Material for this exercise
— Start —

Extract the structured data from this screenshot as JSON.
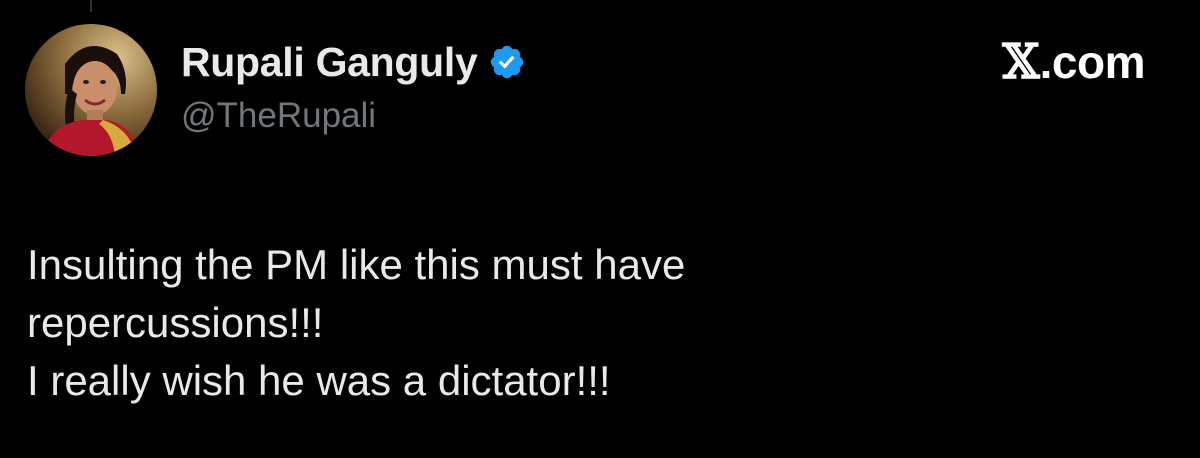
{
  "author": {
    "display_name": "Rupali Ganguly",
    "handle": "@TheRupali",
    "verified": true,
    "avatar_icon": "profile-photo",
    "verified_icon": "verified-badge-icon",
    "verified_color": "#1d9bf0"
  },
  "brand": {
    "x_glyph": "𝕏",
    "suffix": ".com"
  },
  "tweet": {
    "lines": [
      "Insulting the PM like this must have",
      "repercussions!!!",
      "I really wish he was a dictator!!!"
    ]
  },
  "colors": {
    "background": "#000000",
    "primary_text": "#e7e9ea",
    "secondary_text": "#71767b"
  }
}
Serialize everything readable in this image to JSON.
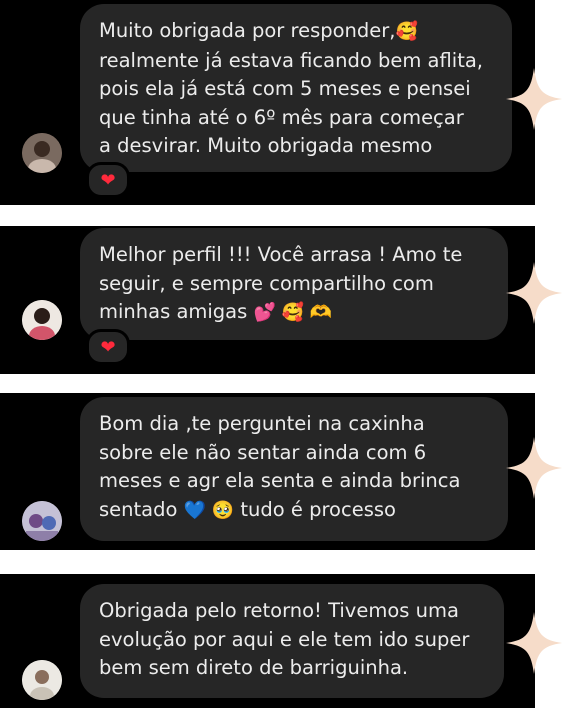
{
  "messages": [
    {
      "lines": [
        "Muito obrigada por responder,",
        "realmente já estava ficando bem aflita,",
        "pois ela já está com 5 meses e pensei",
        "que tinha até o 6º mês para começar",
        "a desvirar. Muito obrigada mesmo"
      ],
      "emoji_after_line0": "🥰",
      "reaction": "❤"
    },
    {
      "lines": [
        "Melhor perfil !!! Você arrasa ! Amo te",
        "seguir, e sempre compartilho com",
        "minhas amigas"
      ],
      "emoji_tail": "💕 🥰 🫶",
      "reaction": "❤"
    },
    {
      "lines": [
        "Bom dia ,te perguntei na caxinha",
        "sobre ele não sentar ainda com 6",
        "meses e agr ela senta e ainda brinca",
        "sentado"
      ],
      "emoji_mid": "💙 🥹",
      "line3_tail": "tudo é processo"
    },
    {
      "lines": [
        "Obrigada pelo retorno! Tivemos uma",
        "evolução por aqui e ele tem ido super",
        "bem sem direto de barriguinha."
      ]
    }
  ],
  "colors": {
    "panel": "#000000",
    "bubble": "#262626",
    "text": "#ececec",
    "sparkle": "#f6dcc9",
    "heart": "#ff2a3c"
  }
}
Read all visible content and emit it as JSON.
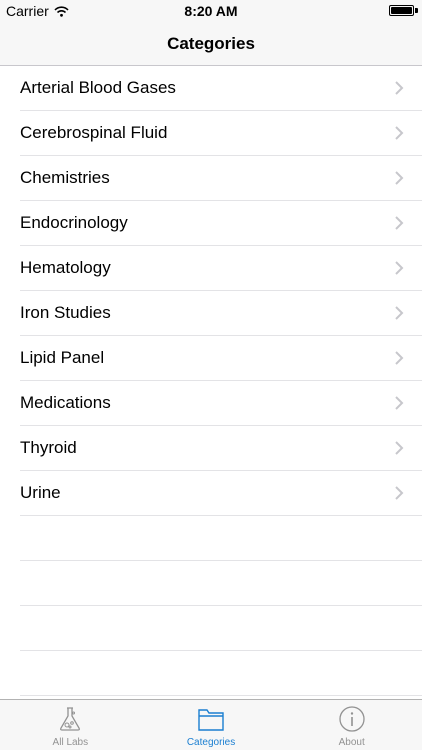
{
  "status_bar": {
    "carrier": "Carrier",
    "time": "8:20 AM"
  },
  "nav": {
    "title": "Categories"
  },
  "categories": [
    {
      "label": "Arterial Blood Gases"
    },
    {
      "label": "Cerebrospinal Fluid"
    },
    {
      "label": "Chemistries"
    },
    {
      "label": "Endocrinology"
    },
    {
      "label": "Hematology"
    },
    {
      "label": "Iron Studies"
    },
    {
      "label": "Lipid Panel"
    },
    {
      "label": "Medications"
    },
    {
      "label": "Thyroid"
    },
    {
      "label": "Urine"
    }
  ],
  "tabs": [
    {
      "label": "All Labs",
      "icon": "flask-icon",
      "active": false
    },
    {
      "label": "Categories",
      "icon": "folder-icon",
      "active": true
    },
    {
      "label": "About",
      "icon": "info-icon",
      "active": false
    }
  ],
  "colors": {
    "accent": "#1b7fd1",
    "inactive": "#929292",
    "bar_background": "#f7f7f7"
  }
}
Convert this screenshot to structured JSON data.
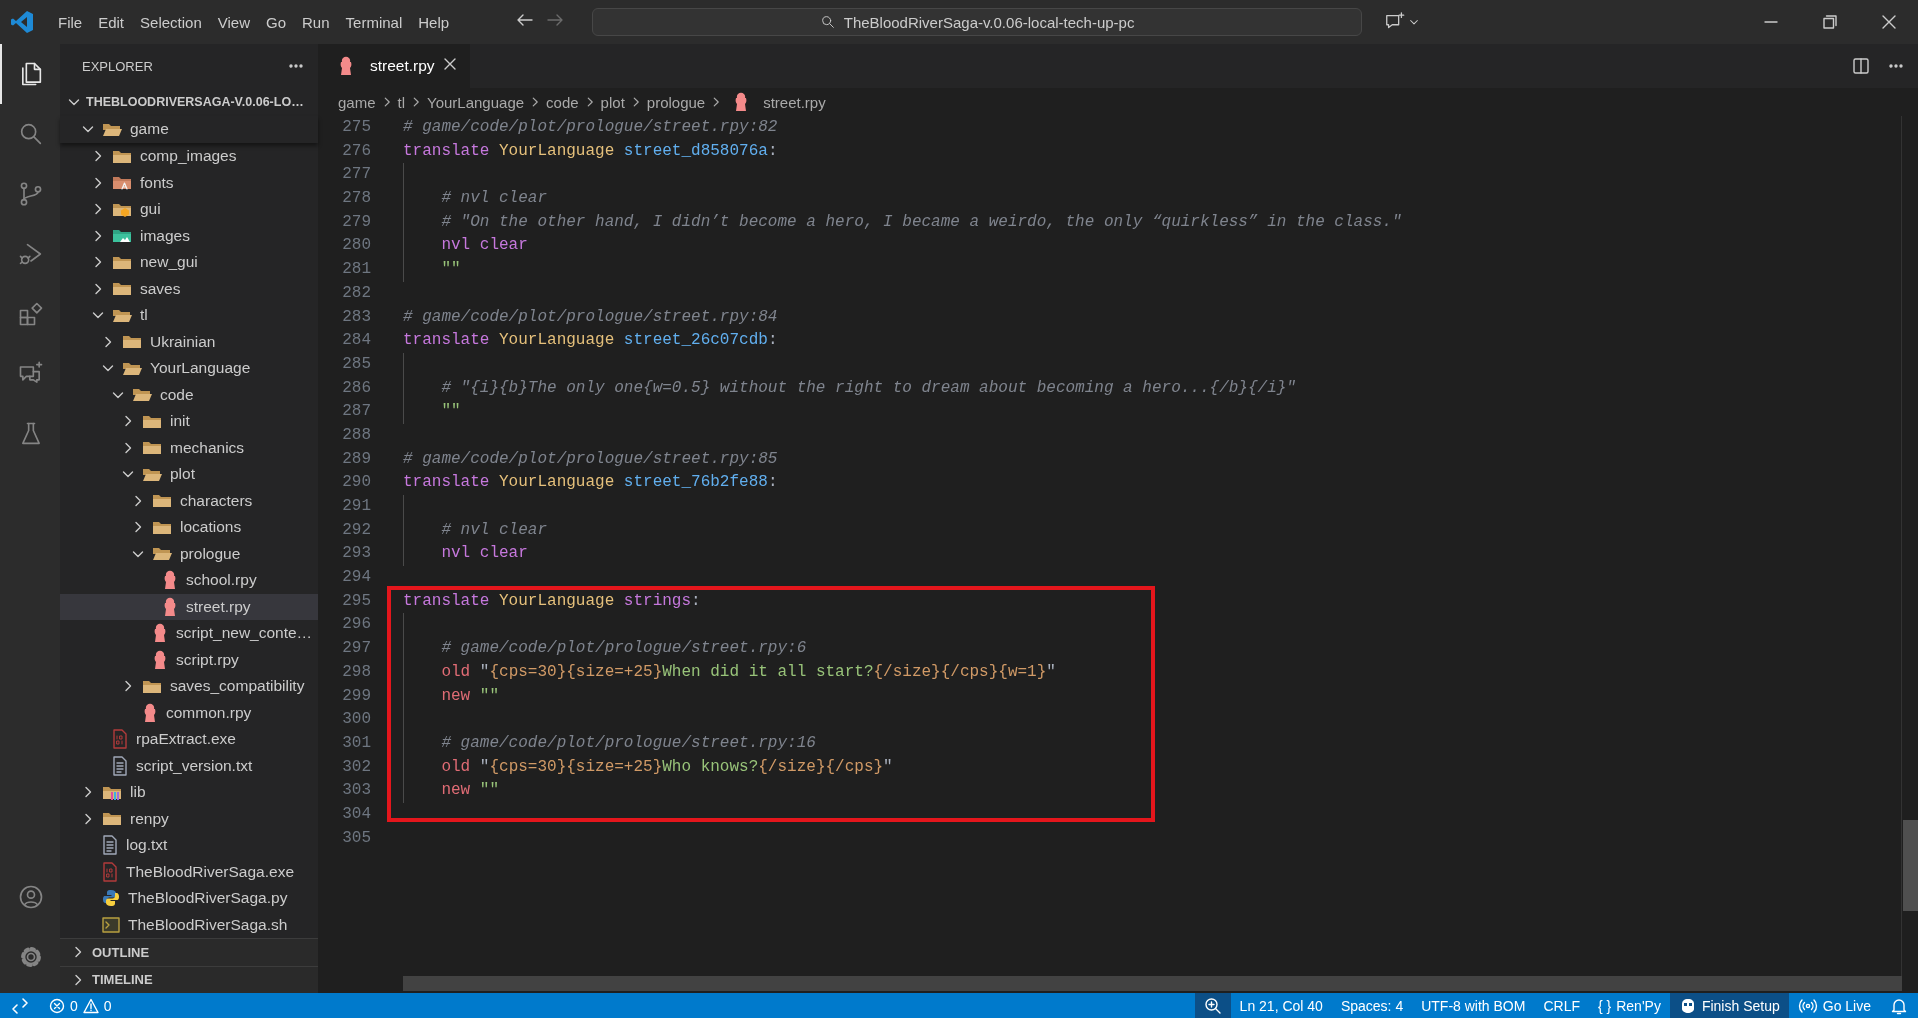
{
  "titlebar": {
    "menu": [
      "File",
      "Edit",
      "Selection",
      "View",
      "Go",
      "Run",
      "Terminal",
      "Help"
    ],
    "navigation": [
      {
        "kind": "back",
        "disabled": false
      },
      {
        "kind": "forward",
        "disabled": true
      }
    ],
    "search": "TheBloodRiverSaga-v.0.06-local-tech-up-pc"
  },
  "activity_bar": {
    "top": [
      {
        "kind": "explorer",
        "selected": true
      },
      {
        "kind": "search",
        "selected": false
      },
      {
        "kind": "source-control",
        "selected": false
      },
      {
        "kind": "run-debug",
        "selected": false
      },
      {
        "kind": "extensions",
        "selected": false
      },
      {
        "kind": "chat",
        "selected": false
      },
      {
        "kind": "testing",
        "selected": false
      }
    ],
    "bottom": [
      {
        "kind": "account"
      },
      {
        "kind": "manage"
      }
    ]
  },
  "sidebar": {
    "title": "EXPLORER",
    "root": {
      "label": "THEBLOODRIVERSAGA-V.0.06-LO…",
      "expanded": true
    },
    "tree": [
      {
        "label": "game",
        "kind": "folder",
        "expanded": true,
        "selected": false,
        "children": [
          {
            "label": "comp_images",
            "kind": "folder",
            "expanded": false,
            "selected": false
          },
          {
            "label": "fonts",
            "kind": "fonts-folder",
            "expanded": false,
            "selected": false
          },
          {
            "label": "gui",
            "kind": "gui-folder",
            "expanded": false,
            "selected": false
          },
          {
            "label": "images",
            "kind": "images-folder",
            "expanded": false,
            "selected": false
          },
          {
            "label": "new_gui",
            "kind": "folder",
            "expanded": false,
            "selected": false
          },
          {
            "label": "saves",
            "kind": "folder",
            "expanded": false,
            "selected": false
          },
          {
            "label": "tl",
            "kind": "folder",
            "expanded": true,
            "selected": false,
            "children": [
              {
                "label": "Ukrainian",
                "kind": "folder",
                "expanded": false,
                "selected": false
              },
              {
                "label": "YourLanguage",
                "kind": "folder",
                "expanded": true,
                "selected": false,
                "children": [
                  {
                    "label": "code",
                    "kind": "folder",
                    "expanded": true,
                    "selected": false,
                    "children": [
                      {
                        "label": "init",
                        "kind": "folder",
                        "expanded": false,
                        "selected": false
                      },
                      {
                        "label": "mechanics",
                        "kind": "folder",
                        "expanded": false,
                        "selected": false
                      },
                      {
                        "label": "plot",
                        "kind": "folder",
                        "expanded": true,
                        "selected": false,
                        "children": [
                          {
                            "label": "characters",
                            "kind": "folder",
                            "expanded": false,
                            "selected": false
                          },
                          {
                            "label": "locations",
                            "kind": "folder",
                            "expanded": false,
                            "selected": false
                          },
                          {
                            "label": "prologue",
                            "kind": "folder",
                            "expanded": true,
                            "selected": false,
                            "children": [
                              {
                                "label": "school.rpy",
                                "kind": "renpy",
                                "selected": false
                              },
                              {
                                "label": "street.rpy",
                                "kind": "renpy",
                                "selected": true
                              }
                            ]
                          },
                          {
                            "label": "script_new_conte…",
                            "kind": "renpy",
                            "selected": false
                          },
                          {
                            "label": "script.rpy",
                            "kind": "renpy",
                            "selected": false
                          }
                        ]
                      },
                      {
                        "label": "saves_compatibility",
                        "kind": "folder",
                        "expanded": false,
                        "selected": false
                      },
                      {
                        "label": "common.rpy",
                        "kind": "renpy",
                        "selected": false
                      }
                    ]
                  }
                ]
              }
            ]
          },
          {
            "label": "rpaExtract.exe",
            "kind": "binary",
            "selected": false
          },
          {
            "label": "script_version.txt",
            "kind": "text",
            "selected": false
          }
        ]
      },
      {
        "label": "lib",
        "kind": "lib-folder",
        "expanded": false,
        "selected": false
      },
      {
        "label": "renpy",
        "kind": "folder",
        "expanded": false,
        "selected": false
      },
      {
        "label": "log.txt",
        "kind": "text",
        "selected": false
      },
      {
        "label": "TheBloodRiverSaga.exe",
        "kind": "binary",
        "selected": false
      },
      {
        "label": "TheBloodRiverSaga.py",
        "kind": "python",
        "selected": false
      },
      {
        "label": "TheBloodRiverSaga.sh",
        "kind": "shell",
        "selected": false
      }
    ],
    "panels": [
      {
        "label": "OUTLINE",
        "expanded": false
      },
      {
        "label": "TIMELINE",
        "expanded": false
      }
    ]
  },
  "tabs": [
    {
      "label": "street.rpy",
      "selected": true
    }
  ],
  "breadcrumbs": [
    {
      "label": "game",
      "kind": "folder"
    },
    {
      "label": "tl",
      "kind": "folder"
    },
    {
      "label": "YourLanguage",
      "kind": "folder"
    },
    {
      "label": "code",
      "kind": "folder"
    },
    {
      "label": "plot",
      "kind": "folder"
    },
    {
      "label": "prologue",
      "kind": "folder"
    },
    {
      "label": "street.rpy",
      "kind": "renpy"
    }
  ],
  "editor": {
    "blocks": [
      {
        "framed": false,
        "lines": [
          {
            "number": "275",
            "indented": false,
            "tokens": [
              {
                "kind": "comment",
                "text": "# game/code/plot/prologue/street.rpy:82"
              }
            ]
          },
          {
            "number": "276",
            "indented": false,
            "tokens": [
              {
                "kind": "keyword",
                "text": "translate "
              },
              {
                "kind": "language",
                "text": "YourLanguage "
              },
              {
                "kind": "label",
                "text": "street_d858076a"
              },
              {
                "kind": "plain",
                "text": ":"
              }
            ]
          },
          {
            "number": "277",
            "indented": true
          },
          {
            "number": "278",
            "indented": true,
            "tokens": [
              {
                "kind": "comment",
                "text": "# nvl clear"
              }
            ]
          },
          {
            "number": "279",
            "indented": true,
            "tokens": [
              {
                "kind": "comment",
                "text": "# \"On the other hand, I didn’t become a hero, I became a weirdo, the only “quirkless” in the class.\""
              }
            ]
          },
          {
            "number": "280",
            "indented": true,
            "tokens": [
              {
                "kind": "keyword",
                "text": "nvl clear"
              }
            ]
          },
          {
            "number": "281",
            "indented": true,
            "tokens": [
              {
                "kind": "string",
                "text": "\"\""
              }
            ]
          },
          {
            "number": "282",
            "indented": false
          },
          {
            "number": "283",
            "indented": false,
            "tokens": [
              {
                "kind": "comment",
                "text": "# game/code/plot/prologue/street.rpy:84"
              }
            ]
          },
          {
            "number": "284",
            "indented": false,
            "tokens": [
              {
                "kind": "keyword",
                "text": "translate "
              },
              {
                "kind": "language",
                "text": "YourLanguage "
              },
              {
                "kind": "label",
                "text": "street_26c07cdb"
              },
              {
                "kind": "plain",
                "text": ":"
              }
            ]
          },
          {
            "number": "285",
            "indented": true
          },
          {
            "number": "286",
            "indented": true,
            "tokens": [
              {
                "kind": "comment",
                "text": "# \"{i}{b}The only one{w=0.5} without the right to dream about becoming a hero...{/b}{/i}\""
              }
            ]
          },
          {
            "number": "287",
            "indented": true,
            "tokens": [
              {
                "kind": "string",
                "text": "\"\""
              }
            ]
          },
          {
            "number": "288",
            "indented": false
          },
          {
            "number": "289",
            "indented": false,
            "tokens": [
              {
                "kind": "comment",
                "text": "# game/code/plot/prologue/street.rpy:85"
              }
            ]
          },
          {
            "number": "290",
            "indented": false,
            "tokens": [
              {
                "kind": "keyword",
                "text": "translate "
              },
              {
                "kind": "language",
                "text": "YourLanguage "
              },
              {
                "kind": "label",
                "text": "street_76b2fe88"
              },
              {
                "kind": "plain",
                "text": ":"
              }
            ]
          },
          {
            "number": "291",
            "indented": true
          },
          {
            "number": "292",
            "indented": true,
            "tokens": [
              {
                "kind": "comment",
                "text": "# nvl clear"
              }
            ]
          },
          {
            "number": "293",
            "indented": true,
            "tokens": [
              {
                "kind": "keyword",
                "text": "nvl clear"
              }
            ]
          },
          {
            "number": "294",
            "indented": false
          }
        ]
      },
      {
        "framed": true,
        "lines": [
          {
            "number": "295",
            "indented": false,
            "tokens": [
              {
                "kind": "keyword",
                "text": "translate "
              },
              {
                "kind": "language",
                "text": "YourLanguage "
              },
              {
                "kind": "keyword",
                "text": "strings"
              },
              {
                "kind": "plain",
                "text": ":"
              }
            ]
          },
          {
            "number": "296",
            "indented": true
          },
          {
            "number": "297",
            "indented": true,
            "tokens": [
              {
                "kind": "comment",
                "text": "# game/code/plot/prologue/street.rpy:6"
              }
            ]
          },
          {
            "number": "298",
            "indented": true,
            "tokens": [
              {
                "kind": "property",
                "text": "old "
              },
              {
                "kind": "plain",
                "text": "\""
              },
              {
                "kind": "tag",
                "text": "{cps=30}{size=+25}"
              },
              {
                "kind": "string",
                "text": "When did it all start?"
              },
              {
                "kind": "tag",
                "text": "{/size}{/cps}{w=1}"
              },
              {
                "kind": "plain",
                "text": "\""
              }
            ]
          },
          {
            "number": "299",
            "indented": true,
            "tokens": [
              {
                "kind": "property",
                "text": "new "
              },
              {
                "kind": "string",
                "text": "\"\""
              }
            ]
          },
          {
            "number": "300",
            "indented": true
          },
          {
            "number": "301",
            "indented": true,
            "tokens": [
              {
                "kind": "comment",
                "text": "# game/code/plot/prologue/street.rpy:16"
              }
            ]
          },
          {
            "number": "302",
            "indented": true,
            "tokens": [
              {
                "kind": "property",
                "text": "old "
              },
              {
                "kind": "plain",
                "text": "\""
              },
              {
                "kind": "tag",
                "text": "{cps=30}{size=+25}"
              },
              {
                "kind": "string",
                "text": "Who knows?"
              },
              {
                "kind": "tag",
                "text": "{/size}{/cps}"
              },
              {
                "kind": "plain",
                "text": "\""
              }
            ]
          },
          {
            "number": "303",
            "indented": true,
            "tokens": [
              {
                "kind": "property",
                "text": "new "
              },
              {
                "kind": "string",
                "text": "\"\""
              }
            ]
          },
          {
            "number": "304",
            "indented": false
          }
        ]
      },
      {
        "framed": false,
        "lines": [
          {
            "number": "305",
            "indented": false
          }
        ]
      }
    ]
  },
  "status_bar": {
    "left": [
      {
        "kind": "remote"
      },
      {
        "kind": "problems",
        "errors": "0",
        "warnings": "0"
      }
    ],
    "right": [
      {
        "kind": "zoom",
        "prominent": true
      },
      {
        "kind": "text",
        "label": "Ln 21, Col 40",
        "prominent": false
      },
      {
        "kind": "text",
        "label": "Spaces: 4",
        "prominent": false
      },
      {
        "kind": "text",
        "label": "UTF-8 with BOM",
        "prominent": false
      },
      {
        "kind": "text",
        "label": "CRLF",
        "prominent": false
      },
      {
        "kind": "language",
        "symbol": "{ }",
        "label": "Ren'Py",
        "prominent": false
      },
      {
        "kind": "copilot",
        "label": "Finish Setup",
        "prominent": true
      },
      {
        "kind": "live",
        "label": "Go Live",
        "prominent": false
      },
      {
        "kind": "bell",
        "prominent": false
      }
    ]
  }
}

— End —

Your instructions
Scan the material and collect every line that contains "data".

The response
Extract the structured data from this screenshot as JSON.
Convert this screenshot to structured JSON data.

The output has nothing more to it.